■ YOUR TASK ■
Every record should be written out exactly, with the pictures left out.

[START OF SUPPLIED INFORMATION]

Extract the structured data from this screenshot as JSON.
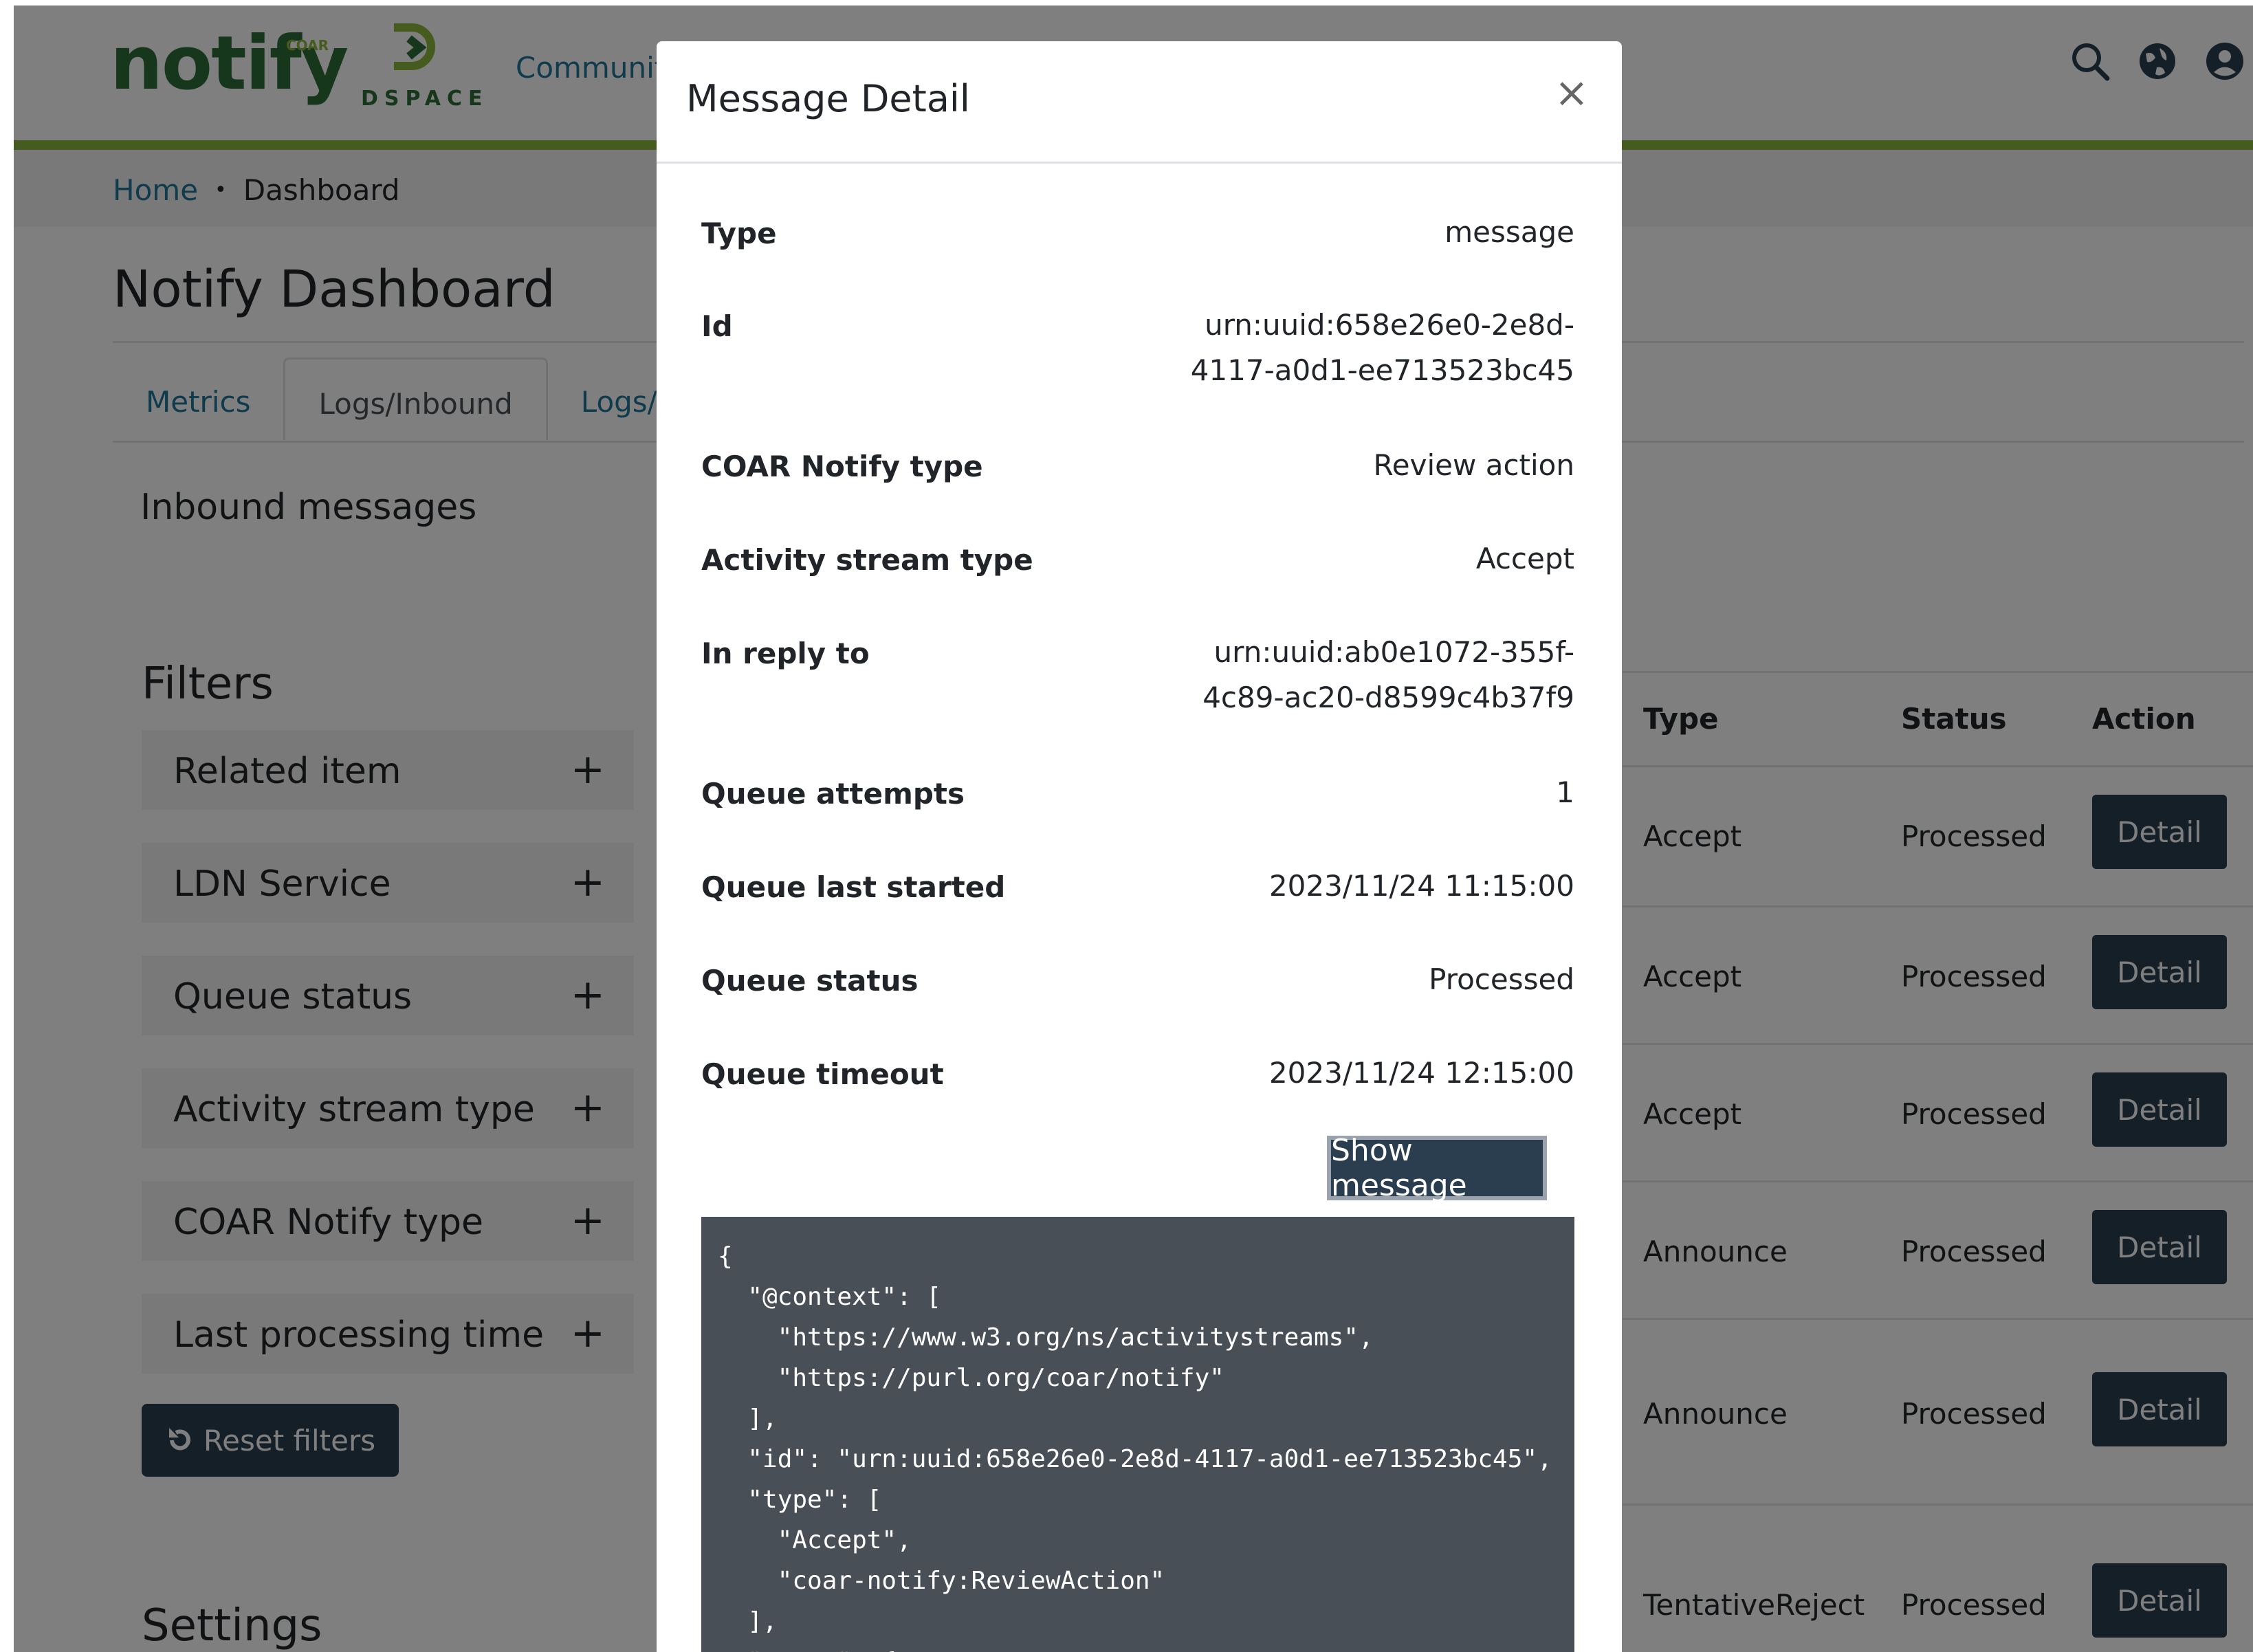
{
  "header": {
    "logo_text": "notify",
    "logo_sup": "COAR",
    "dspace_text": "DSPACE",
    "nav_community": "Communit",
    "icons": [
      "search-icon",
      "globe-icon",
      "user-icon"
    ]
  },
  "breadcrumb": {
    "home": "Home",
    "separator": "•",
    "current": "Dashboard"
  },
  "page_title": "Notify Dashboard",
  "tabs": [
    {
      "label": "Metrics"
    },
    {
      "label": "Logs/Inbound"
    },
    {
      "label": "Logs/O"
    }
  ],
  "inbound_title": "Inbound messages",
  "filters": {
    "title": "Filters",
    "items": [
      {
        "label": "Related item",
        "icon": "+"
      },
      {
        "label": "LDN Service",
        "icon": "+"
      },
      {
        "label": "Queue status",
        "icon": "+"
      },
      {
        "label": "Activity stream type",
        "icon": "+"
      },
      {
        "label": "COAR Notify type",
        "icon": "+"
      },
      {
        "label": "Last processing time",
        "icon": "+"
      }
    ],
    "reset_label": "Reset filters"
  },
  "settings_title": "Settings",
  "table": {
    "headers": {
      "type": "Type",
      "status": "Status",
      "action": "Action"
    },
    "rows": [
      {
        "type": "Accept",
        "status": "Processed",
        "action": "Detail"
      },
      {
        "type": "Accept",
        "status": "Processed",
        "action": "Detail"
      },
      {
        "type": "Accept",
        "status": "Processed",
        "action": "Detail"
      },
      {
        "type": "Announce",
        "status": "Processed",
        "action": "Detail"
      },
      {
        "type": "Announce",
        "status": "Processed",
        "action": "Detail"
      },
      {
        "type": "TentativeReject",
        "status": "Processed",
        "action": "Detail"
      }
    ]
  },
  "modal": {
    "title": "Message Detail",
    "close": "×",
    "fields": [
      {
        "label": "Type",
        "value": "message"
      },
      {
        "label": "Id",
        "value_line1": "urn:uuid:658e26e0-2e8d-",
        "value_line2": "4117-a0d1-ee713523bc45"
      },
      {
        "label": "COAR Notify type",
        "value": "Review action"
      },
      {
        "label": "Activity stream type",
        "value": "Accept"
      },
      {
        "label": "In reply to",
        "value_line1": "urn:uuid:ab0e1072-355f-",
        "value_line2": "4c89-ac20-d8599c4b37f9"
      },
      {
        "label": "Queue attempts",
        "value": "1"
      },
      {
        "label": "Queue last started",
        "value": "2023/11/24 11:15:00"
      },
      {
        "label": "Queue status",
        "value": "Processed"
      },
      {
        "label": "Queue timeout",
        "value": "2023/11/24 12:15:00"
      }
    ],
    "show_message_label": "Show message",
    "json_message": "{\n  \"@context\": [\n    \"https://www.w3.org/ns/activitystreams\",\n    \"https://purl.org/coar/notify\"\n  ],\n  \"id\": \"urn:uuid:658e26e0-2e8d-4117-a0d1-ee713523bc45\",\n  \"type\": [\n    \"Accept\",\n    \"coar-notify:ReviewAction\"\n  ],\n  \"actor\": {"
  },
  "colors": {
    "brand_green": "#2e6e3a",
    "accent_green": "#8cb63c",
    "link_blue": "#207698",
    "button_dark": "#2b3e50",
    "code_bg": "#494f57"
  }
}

[END OF SUPPLIED INFORMATION]

■ CORRECT RESULT ■
Extract the structured data from this screenshot as JSON.
{
  "header": {
    "logo_text": "notify",
    "logo_sup": "COAR",
    "dspace_text": "DSPACE",
    "nav_community": "Communit",
    "icons": [
      "search-icon",
      "globe-icon",
      "user-icon"
    ]
  },
  "breadcrumb": {
    "home": "Home",
    "separator": "•",
    "current": "Dashboard"
  },
  "page_title": "Notify Dashboard",
  "tabs": [
    {
      "label": "Metrics"
    },
    {
      "label": "Logs/Inbound"
    },
    {
      "label": "Logs/O"
    }
  ],
  "inbound_title": "Inbound messages",
  "filters": {
    "title": "Filters",
    "items": [
      {
        "label": "Related item",
        "icon": "+"
      },
      {
        "label": "LDN Service",
        "icon": "+"
      },
      {
        "label": "Queue status",
        "icon": "+"
      },
      {
        "label": "Activity stream type",
        "icon": "+"
      },
      {
        "label": "COAR Notify type",
        "icon": "+"
      },
      {
        "label": "Last processing time",
        "icon": "+"
      }
    ],
    "reset_label": "Reset filters"
  },
  "settings_title": "Settings",
  "table": {
    "headers": {
      "type": "Type",
      "status": "Status",
      "action": "Action"
    },
    "rows": [
      {
        "type": "Accept",
        "status": "Processed",
        "action": "Detail"
      },
      {
        "type": "Accept",
        "status": "Processed",
        "action": "Detail"
      },
      {
        "type": "Accept",
        "status": "Processed",
        "action": "Detail"
      },
      {
        "type": "Announce",
        "status": "Processed",
        "action": "Detail"
      },
      {
        "type": "Announce",
        "status": "Processed",
        "action": "Detail"
      },
      {
        "type": "TentativeReject",
        "status": "Processed",
        "action": "Detail"
      }
    ]
  },
  "modal": {
    "title": "Message Detail",
    "close": "×",
    "fields": [
      {
        "label": "Type",
        "value": "message"
      },
      {
        "label": "Id",
        "value_line1": "urn:uuid:658e26e0-2e8d-",
        "value_line2": "4117-a0d1-ee713523bc45"
      },
      {
        "label": "COAR Notify type",
        "value": "Review action"
      },
      {
        "label": "Activity stream type",
        "value": "Accept"
      },
      {
        "label": "In reply to",
        "value_line1": "urn:uuid:ab0e1072-355f-",
        "value_line2": "4c89-ac20-d8599c4b37f9"
      },
      {
        "label": "Queue attempts",
        "value": "1"
      },
      {
        "label": "Queue last started",
        "value": "2023/11/24 11:15:00"
      },
      {
        "label": "Queue status",
        "value": "Processed"
      },
      {
        "label": "Queue timeout",
        "value": "2023/11/24 12:15:00"
      }
    ],
    "show_message_label": "Show message",
    "json_message": "{\n  \"@context\": [\n    \"https://www.w3.org/ns/activitystreams\",\n    \"https://purl.org/coar/notify\"\n  ],\n  \"id\": \"urn:uuid:658e26e0-2e8d-4117-a0d1-ee713523bc45\",\n  \"type\": [\n    \"Accept\",\n    \"coar-notify:ReviewAction\"\n  ],\n  \"actor\": {"
  },
  "colors": {
    "brand_green": "#2e6e3a",
    "accent_green": "#8cb63c",
    "link_blue": "#207698",
    "button_dark": "#2b3e50",
    "code_bg": "#494f57"
  }
}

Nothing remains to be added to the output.